RECORDS TO USE:

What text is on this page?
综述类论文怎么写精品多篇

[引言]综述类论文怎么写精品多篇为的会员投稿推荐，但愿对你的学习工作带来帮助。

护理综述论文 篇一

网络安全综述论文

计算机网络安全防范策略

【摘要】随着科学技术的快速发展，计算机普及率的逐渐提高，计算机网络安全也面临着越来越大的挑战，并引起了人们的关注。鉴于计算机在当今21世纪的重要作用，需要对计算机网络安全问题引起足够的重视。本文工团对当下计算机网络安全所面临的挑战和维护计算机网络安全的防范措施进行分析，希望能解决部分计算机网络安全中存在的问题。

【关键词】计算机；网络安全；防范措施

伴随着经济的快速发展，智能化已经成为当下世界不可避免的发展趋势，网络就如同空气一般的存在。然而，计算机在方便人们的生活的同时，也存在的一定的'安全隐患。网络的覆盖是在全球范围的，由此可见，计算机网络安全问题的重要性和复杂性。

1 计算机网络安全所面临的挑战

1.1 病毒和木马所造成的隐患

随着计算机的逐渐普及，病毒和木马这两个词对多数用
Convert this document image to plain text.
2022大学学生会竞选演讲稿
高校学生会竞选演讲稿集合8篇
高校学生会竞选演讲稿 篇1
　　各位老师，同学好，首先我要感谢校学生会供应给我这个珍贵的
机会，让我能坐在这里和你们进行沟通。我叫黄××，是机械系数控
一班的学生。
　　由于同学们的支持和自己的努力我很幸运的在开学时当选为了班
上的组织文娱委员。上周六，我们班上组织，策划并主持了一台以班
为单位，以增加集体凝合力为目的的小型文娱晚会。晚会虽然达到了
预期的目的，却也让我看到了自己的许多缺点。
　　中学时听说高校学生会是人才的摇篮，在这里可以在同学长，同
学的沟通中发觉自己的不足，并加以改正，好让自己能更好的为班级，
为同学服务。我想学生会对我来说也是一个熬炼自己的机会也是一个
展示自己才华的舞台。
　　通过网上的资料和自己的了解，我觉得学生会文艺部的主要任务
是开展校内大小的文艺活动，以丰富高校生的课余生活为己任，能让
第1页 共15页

INSTRUCTIONS FOR THE TASK:
Quote verbatim the line containing "Convert this document image to plain text." and every line after it through the end of the records above.

TASK OUTPUT:
Convert this document image to plain text.
2022大学学生会竞选演讲稿
高校学生会竞选演讲稿集合8篇
高校学生会竞选演讲稿 篇1
　　各位老师，同学好，首先我要感谢校学生会供应给我这个珍贵的
机会，让我能坐在这里和你们进行沟通。我叫黄××，是机械系数控
一班的学生。
　　由于同学们的支持和自己的努力我很幸运的在开学时当选为了班
上的组织文娱委员。上周六，我们班上组织，策划并主持了一台以班
为单位，以增加集体凝合力为目的的小型文娱晚会。晚会虽然达到了
预期的目的，却也让我看到了自己的许多缺点。
　　中学时听说高校学生会是人才的摇篮，在这里可以在同学长，同
学的沟通中发觉自己的不足，并加以改正，好让自己能更好的为班级，
为同学服务。我想学生会对我来说也是一个熬炼自己的机会也是一个
展示自己才华的舞台。
　　通过网上的资料和自己的了解，我觉得学生会文艺部的主要任务
是开展校内大小的文艺活动，以丰富高校生的课余生活为己任，能让
第1页 共15页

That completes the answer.